Set the listing down again exactly, please, apart from its pictures.

======== DATA LISTING ========

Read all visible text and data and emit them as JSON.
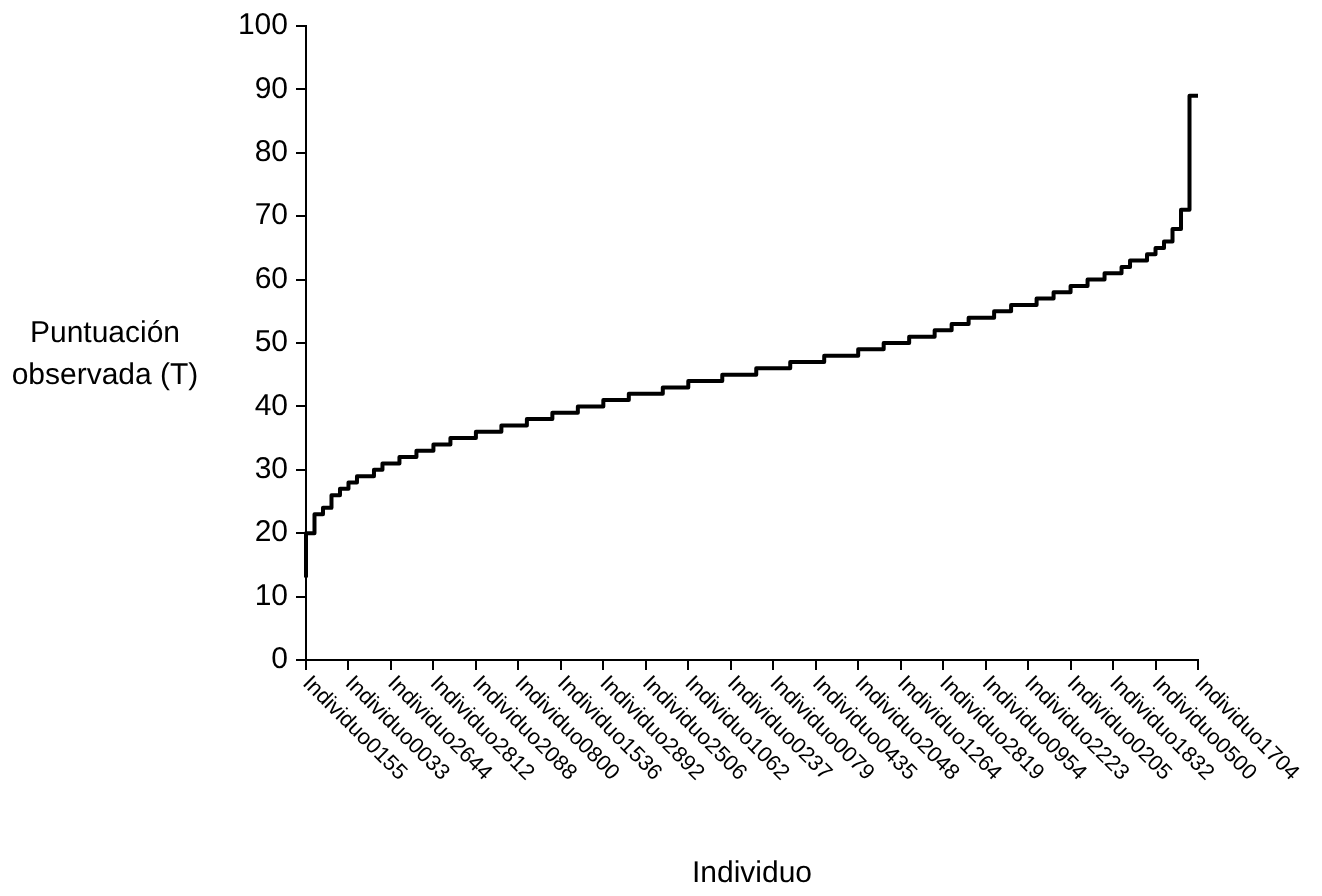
{
  "chart_data": {
    "type": "step",
    "xlabel": "Individuo",
    "ylabel": "Puntuación observada (T)",
    "categories": [
      "Individuo0155",
      null,
      null,
      null,
      null,
      "Individuo0033",
      null,
      null,
      null,
      null,
      "Individuo2644",
      null,
      null,
      null,
      null,
      "Individuo2812",
      null,
      null,
      null,
      null,
      "Individuo2088",
      null,
      null,
      null,
      null,
      "Individuo0800",
      null,
      null,
      null,
      null,
      "Individuo1536",
      null,
      null,
      null,
      null,
      "Individuo2892",
      null,
      null,
      null,
      null,
      "Individuo2506",
      null,
      null,
      null,
      null,
      "Individuo1062",
      null,
      null,
      null,
      null,
      "Individuo0237",
      null,
      null,
      null,
      null,
      "Individuo0079",
      null,
      null,
      null,
      null,
      "Individuo0435",
      null,
      null,
      null,
      null,
      "Individuo2048",
      null,
      null,
      null,
      null,
      "Individuo1264",
      null,
      null,
      null,
      null,
      "Individuo2819",
      null,
      null,
      null,
      null,
      "Individuo0954",
      null,
      null,
      null,
      null,
      "Individuo2223",
      null,
      null,
      null,
      null,
      "Individuo0205",
      null,
      null,
      null,
      null,
      "Individuo1832",
      null,
      null,
      null,
      null,
      "Individuo0500",
      null,
      null,
      null,
      null,
      "Individuo1704"
    ],
    "series": [
      {
        "color": "#000000",
        "values": [
          13,
          20,
          23,
          24,
          26,
          27,
          28,
          29,
          29,
          30,
          31,
          31,
          32,
          32,
          33,
          33,
          34,
          34,
          35,
          35,
          35,
          36,
          36,
          36,
          37,
          37,
          37,
          38,
          38,
          38,
          39,
          39,
          39,
          40,
          40,
          40,
          41,
          41,
          41,
          42,
          42,
          42,
          42,
          43,
          43,
          43,
          44,
          44,
          44,
          44,
          45,
          45,
          45,
          45,
          46,
          46,
          46,
          46,
          47,
          47,
          47,
          47,
          48,
          48,
          48,
          48,
          49,
          49,
          49,
          50,
          50,
          50,
          51,
          51,
          51,
          52,
          52,
          53,
          53,
          54,
          54,
          54,
          55,
          55,
          56,
          56,
          56,
          57,
          57,
          58,
          58,
          59,
          59,
          60,
          60,
          61,
          61,
          62,
          63,
          63,
          64,
          65,
          66,
          68,
          71,
          89
        ]
      }
    ],
    "ylim": [
      0,
      100
    ],
    "yticks": [
      0,
      10,
      20,
      30,
      40,
      50,
      60,
      70,
      80,
      90,
      100
    ],
    "grid": false,
    "legend": false,
    "marker": "none",
    "line_style": "solid"
  }
}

========

## RESPONSE FOR THIS EXERCISE
Read all visible text and data and emit them as JSON.
{
  "chart_data": {
    "type": "step",
    "xlabel": "Individuo",
    "ylabel": "Puntuación observada (T)",
    "categories": [
      "Individuo0155",
      null,
      null,
      null,
      null,
      "Individuo0033",
      null,
      null,
      null,
      null,
      "Individuo2644",
      null,
      null,
      null,
      null,
      "Individuo2812",
      null,
      null,
      null,
      null,
      "Individuo2088",
      null,
      null,
      null,
      null,
      "Individuo0800",
      null,
      null,
      null,
      null,
      "Individuo1536",
      null,
      null,
      null,
      null,
      "Individuo2892",
      null,
      null,
      null,
      null,
      "Individuo2506",
      null,
      null,
      null,
      null,
      "Individuo1062",
      null,
      null,
      null,
      null,
      "Individuo0237",
      null,
      null,
      null,
      null,
      "Individuo0079",
      null,
      null,
      null,
      null,
      "Individuo0435",
      null,
      null,
      null,
      null,
      "Individuo2048",
      null,
      null,
      null,
      null,
      "Individuo1264",
      null,
      null,
      null,
      null,
      "Individuo2819",
      null,
      null,
      null,
      null,
      "Individuo0954",
      null,
      null,
      null,
      null,
      "Individuo2223",
      null,
      null,
      null,
      null,
      "Individuo0205",
      null,
      null,
      null,
      null,
      "Individuo1832",
      null,
      null,
      null,
      null,
      "Individuo0500",
      null,
      null,
      null,
      null,
      "Individuo1704"
    ],
    "series": [
      {
        "color": "#000000",
        "values": [
          13,
          20,
          23,
          24,
          26,
          27,
          28,
          29,
          29,
          30,
          31,
          31,
          32,
          32,
          33,
          33,
          34,
          34,
          35,
          35,
          35,
          36,
          36,
          36,
          37,
          37,
          37,
          38,
          38,
          38,
          39,
          39,
          39,
          40,
          40,
          40,
          41,
          41,
          41,
          42,
          42,
          42,
          42,
          43,
          43,
          43,
          44,
          44,
          44,
          44,
          45,
          45,
          45,
          45,
          46,
          46,
          46,
          46,
          47,
          47,
          47,
          47,
          48,
          48,
          48,
          48,
          49,
          49,
          49,
          50,
          50,
          50,
          51,
          51,
          51,
          52,
          52,
          53,
          53,
          54,
          54,
          54,
          55,
          55,
          56,
          56,
          56,
          57,
          57,
          58,
          58,
          59,
          59,
          60,
          60,
          61,
          61,
          62,
          63,
          63,
          64,
          65,
          66,
          68,
          71,
          89
        ]
      }
    ],
    "ylim": [
      0,
      100
    ],
    "yticks": [
      0,
      10,
      20,
      30,
      40,
      50,
      60,
      70,
      80,
      90,
      100
    ],
    "grid": false,
    "legend": false,
    "marker": "none",
    "line_style": "solid"
  }
}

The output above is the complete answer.